** start Records for the task **

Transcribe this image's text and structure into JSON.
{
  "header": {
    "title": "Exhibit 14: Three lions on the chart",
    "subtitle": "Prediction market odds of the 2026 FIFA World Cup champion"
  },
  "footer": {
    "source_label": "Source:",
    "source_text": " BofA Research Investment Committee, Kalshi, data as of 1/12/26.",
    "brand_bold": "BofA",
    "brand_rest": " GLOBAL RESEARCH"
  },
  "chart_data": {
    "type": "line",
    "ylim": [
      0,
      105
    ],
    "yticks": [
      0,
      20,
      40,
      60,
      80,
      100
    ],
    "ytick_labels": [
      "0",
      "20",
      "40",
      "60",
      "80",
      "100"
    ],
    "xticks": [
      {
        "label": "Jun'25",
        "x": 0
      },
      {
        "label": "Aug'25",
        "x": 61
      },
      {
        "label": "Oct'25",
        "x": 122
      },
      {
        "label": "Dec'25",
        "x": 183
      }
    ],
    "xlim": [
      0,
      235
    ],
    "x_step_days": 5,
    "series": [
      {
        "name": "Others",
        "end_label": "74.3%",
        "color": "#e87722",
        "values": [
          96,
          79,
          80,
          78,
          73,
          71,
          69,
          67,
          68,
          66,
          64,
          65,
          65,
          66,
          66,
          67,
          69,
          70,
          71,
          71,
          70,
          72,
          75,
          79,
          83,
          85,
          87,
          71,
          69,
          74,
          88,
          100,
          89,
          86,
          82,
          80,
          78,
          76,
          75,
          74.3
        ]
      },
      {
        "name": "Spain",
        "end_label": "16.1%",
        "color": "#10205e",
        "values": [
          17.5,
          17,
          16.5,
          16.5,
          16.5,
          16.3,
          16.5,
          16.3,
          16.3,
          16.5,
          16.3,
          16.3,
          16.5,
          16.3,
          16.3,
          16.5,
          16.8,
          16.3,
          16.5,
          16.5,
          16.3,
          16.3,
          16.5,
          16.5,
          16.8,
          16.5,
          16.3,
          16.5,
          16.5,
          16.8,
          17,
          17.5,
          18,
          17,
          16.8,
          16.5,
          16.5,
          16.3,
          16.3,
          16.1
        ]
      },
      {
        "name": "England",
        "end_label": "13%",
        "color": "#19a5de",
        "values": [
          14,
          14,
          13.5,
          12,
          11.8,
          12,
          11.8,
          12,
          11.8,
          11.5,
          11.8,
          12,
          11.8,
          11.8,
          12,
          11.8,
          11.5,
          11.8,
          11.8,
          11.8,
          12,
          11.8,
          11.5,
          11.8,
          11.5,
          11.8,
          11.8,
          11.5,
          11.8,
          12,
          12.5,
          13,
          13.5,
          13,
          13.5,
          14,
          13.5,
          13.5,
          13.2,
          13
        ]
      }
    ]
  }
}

** end Records for the task **

▶ Problem statement:
Retype all of the entries precisely as they are.

▶ Exercise solution:
Transcribe this image's text and structure into JSON.
{
  "header": {
    "title": "Exhibit 14: Three lions on the chart",
    "subtitle": "Prediction market odds of the 2026 FIFA World Cup champion"
  },
  "footer": {
    "source_label": "Source:",
    "source_text": " BofA Research Investment Committee, Kalshi, data as of 1/12/26.",
    "brand_bold": "BofA",
    "brand_rest": " GLOBAL RESEARCH"
  },
  "chart_data": {
    "type": "line",
    "ylim": [
      0,
      105
    ],
    "yticks": [
      0,
      20,
      40,
      60,
      80,
      100
    ],
    "ytick_labels": [
      "0",
      "20",
      "40",
      "60",
      "80",
      "100"
    ],
    "xticks": [
      {
        "label": "Jun'25",
        "x": 0
      },
      {
        "label": "Aug'25",
        "x": 61
      },
      {
        "label": "Oct'25",
        "x": 122
      },
      {
        "label": "Dec'25",
        "x": 183
      }
    ],
    "xlim": [
      0,
      235
    ],
    "x_step_days": 5,
    "series": [
      {
        "name": "Others",
        "end_label": "74.3%",
        "color": "#e87722",
        "values": [
          96,
          79,
          80,
          78,
          73,
          71,
          69,
          67,
          68,
          66,
          64,
          65,
          65,
          66,
          66,
          67,
          69,
          70,
          71,
          71,
          70,
          72,
          75,
          79,
          83,
          85,
          87,
          71,
          69,
          74,
          88,
          100,
          89,
          86,
          82,
          80,
          78,
          76,
          75,
          74.3
        ]
      },
      {
        "name": "Spain",
        "end_label": "16.1%",
        "color": "#10205e",
        "values": [
          17.5,
          17,
          16.5,
          16.5,
          16.5,
          16.3,
          16.5,
          16.3,
          16.3,
          16.5,
          16.3,
          16.3,
          16.5,
          16.3,
          16.3,
          16.5,
          16.8,
          16.3,
          16.5,
          16.5,
          16.3,
          16.3,
          16.5,
          16.5,
          16.8,
          16.5,
          16.3,
          16.5,
          16.5,
          16.8,
          17,
          17.5,
          18,
          17,
          16.8,
          16.5,
          16.5,
          16.3,
          16.3,
          16.1
        ]
      },
      {
        "name": "England",
        "end_label": "13%",
        "color": "#19a5de",
        "values": [
          14,
          14,
          13.5,
          12,
          11.8,
          12,
          11.8,
          12,
          11.8,
          11.5,
          11.8,
          12,
          11.8,
          11.8,
          12,
          11.8,
          11.5,
          11.8,
          11.8,
          11.8,
          12,
          11.8,
          11.5,
          11.8,
          11.5,
          11.8,
          11.8,
          11.5,
          11.8,
          12,
          12.5,
          13,
          13.5,
          13,
          13.5,
          14,
          13.5,
          13.5,
          13.2,
          13
        ]
      }
    ]
  }
}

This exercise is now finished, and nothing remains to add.